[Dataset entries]
"""

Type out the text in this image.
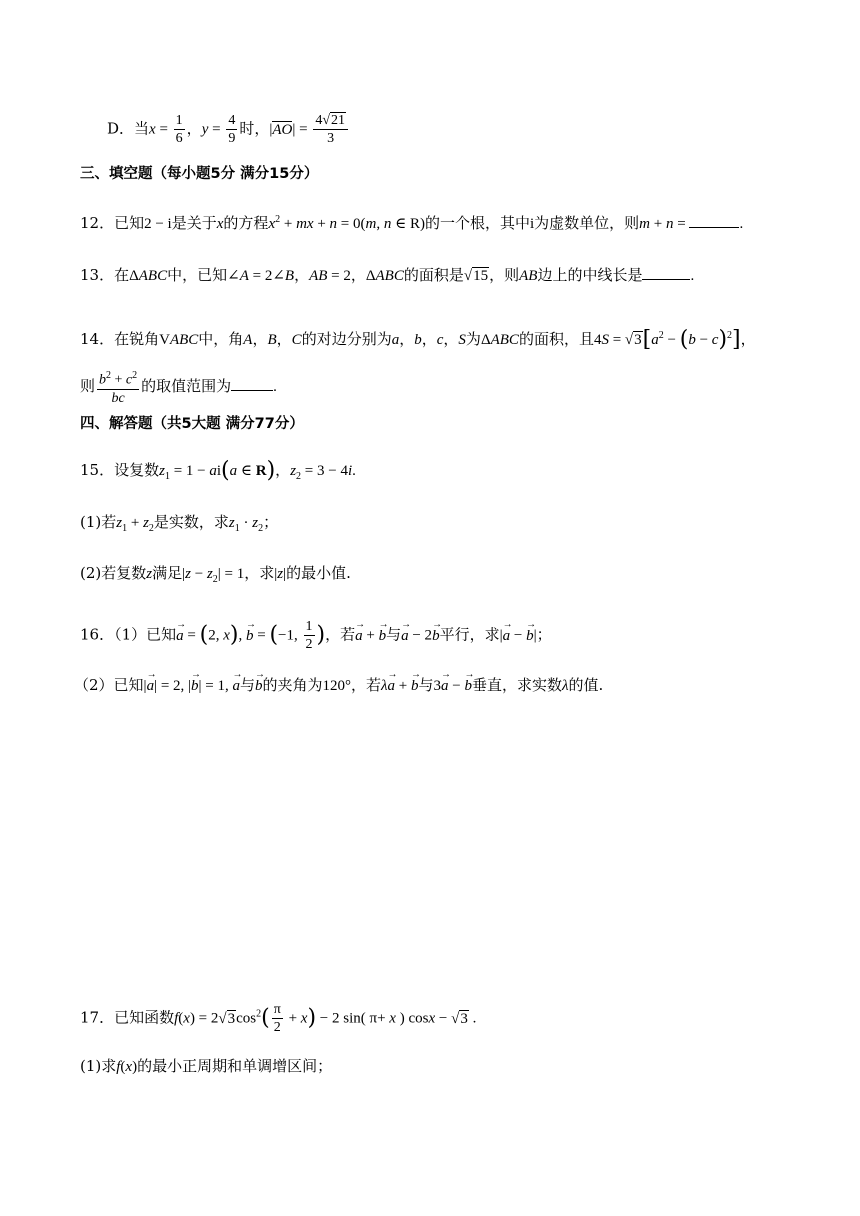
D．当$x = \frac{1}{6}$ ，$y = \frac{4}{9}$ 时，$|AO| = \frac{4√21}{3}$
三、填空题（每小题5分 满分15分）
12．已知2 − i是关于x的方程$x^2$ + mx + n = 0(m, n ∈ R)的一个根，其中i为虚数单位，则m + n =	.
13．在ΔABC中，已知∠A = 2∠B，AB = 2，ΔABC的面积是√15，则AB边上的中线长是	.
14．在锐角VABC中，角A，B，C的对边分别为a，b，c，S为ΔABC的面积，且$4S = √3[a^2 - (b - c)^2]$，
则 $\frac{b^2 + c^2}{bc}$ 的取值范围为	.
四、解答题（共5大题 满分77分）
15．设复数$z_1 = 1 - ai(a$ ∈ R)，$z_2 = 3 - 4i$.
(1)若$z_1 + z_2$是实数，求$z_1 \cdot z_2$；
(2)若复数z满足$|z - z_2| = 1$，求|z|的最小值.
16．（1）已知→ a = (2, x), → b = (−1, $\frac{1}{2}$ )，若→ a + → b与→ a − 2→ b平行，求|→ a − → b|；
（2）已知|→ a| = 2, |→ b| = 1, → a与→ b的夹角为120°，若λ→ a + → b与3→ a − → b垂直，求实数λ的值.
17．已知函数$f(x) = 2√3\cos^2( \frac{\pi}{2} + x) - 2$ sin( π+ x ) cosx − √3 .
(1)求f(x)的最小正周期和单调增区间；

"""

=== Work to be completed ===
Make a copy of each line that contains the string "frac".

=== Response to this task ===
D．当$x = \frac{1}{6}$ ，$y = \frac{4}{9}$ 时，$|AO| = \frac{4√21}{3}$
则 $\frac{b^2 + c^2}{bc}$ 的取值范围为	.
16．（1）已知→ a = (2, x), → b = (−1, $\frac{1}{2}$ )，若→ a + → b与→ a − 2→ b平行，求|→ a − → b|；
17．已知函数$f(x) = 2√3\cos^2( \frac{\pi}{2} + x) - 2$ sin( π+ x ) cosx − √3 .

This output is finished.